*TASK BRIEF*
Copy each line that has the string "JSON" somewhere in it.

------------------------------------

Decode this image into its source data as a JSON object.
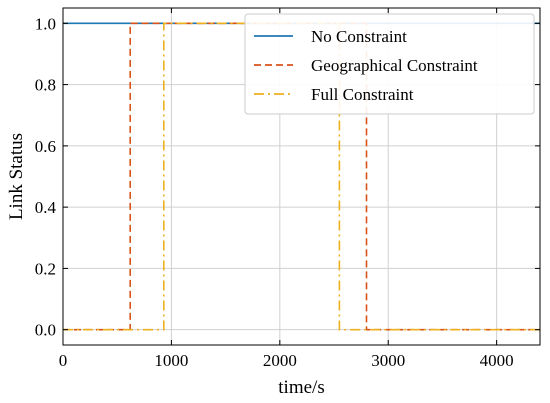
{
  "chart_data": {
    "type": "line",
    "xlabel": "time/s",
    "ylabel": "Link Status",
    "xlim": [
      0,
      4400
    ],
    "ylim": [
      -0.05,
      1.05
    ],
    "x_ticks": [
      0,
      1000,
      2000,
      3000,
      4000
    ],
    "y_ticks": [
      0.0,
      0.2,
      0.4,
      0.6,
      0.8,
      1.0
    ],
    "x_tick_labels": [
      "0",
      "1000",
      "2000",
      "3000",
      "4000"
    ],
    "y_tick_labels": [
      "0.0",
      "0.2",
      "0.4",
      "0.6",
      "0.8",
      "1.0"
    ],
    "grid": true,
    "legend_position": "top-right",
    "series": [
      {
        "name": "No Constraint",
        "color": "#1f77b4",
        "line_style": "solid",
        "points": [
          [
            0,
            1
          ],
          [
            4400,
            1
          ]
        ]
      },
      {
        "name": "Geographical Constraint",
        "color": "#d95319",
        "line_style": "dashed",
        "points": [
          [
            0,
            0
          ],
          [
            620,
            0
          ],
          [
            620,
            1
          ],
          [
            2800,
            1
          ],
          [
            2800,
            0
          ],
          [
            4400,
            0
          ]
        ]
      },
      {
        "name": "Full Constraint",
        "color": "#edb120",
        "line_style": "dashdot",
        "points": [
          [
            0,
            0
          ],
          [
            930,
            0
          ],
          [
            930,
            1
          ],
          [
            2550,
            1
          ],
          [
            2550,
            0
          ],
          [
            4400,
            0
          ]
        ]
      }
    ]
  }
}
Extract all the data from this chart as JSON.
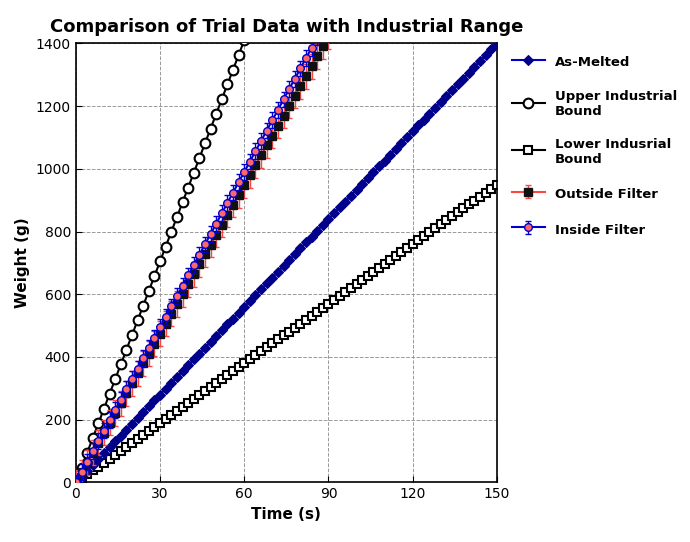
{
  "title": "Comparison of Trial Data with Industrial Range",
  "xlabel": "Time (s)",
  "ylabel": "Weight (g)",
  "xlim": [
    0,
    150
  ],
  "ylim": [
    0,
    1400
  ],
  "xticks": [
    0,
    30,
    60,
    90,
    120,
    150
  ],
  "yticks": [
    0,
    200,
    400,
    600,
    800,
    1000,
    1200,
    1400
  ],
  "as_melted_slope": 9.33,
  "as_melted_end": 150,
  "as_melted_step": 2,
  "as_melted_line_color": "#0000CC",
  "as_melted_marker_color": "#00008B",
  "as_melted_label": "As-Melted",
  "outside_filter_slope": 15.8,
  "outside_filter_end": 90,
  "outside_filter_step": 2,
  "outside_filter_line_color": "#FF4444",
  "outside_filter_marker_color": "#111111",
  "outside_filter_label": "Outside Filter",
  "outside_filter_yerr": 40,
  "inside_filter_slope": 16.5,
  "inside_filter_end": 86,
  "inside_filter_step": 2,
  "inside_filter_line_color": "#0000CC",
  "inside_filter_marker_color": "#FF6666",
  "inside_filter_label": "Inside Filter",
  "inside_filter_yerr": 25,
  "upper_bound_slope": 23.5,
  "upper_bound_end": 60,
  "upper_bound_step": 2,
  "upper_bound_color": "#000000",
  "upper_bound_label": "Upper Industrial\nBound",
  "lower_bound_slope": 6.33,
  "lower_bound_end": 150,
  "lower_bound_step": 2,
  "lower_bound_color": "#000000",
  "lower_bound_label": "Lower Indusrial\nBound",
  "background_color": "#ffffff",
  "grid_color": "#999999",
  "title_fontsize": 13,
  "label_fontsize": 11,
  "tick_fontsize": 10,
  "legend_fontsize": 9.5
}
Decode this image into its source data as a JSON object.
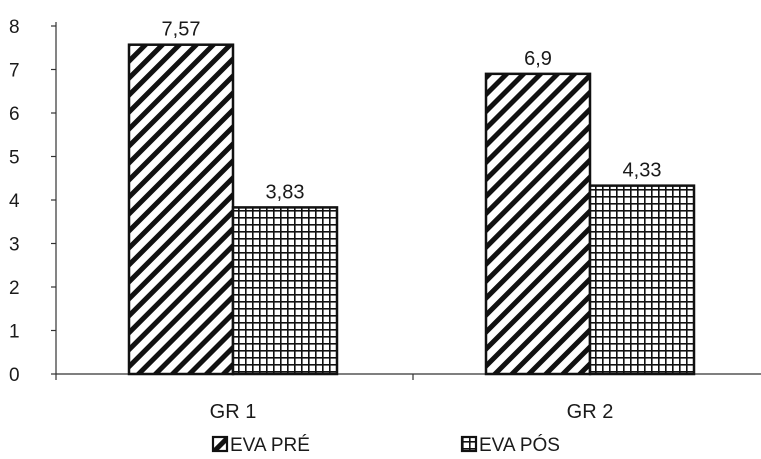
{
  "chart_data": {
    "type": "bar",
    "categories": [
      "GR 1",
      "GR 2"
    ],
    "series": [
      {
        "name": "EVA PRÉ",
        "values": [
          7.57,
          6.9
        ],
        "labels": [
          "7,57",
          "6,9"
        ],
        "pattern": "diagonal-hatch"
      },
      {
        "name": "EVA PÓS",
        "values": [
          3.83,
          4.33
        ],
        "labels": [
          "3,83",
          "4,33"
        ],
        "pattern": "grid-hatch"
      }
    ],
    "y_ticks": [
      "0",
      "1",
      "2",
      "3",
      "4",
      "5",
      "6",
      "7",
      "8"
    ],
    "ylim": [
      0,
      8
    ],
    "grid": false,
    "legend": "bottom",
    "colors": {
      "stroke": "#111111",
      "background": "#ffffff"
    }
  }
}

------------------------------------

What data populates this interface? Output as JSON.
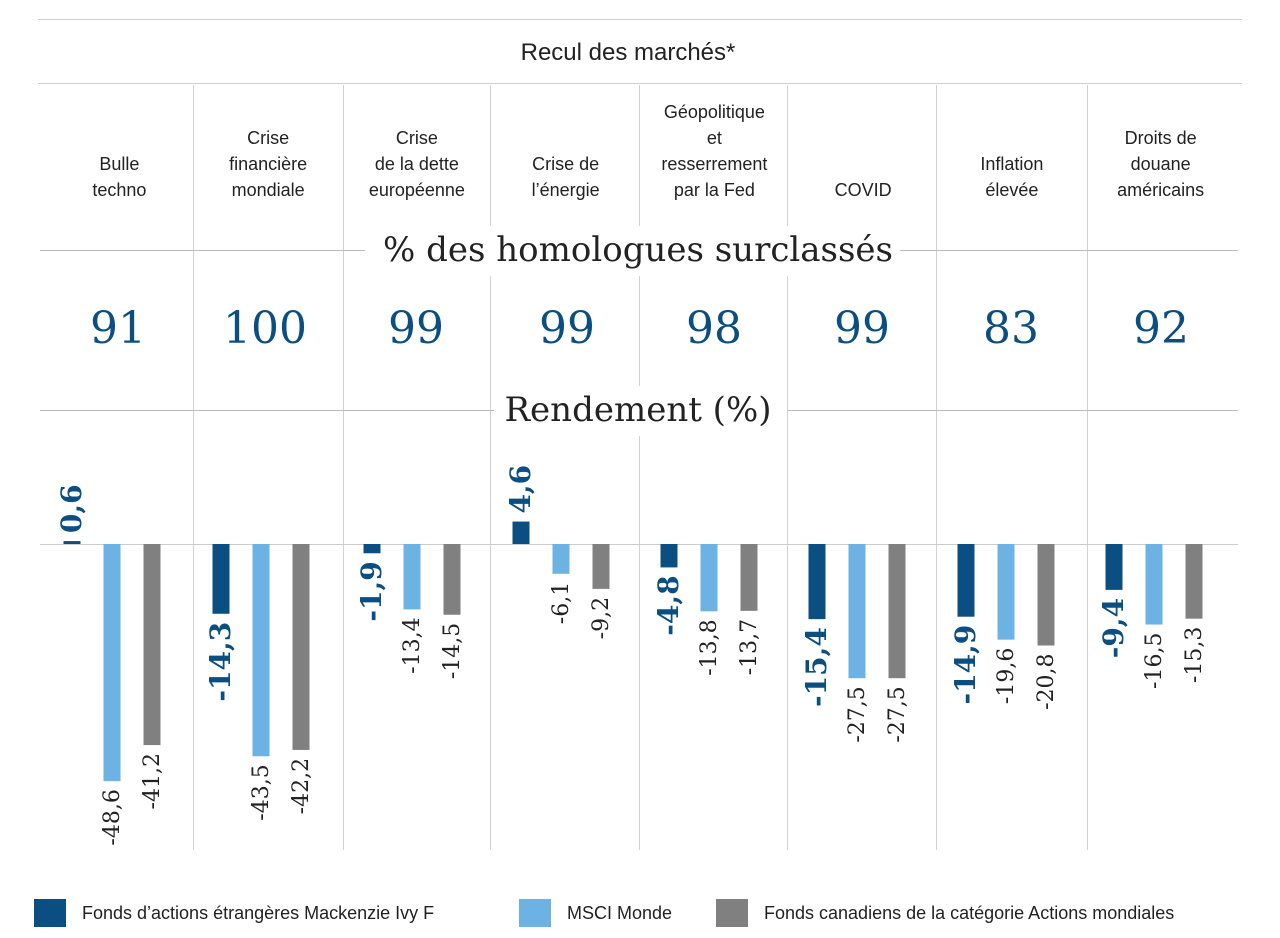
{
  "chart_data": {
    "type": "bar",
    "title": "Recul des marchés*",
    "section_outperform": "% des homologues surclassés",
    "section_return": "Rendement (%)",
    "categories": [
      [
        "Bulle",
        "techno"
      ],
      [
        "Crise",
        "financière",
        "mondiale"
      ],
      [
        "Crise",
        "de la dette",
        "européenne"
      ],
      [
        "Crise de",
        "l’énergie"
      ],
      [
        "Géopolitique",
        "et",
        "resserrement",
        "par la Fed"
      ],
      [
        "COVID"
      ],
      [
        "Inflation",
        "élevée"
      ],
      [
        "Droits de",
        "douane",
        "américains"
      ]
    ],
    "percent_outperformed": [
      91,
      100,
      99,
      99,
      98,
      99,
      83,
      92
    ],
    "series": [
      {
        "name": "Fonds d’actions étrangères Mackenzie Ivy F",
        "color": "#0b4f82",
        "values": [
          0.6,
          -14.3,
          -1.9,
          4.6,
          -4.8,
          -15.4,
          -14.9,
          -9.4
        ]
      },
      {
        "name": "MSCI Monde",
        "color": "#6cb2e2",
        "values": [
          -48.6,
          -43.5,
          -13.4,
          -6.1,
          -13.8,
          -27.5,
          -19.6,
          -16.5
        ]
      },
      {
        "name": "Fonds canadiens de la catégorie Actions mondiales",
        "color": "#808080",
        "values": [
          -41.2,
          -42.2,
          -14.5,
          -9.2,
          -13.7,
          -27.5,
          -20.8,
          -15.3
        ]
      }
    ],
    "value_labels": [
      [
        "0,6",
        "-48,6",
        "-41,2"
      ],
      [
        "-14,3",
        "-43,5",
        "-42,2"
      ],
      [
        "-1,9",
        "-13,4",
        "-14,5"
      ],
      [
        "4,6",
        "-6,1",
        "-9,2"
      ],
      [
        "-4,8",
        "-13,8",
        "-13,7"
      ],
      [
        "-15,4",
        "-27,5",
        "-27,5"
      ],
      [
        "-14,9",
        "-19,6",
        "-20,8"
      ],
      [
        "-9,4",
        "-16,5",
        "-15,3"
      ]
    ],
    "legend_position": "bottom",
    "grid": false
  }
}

------------------------------------

*RESPONSE BELOW*
Decode this image into its source data as a JSON object.
Extract all the data from this chart as JSON.
Decode this image into its source data as a JSON object.
What data populates this interface? Output as JSON.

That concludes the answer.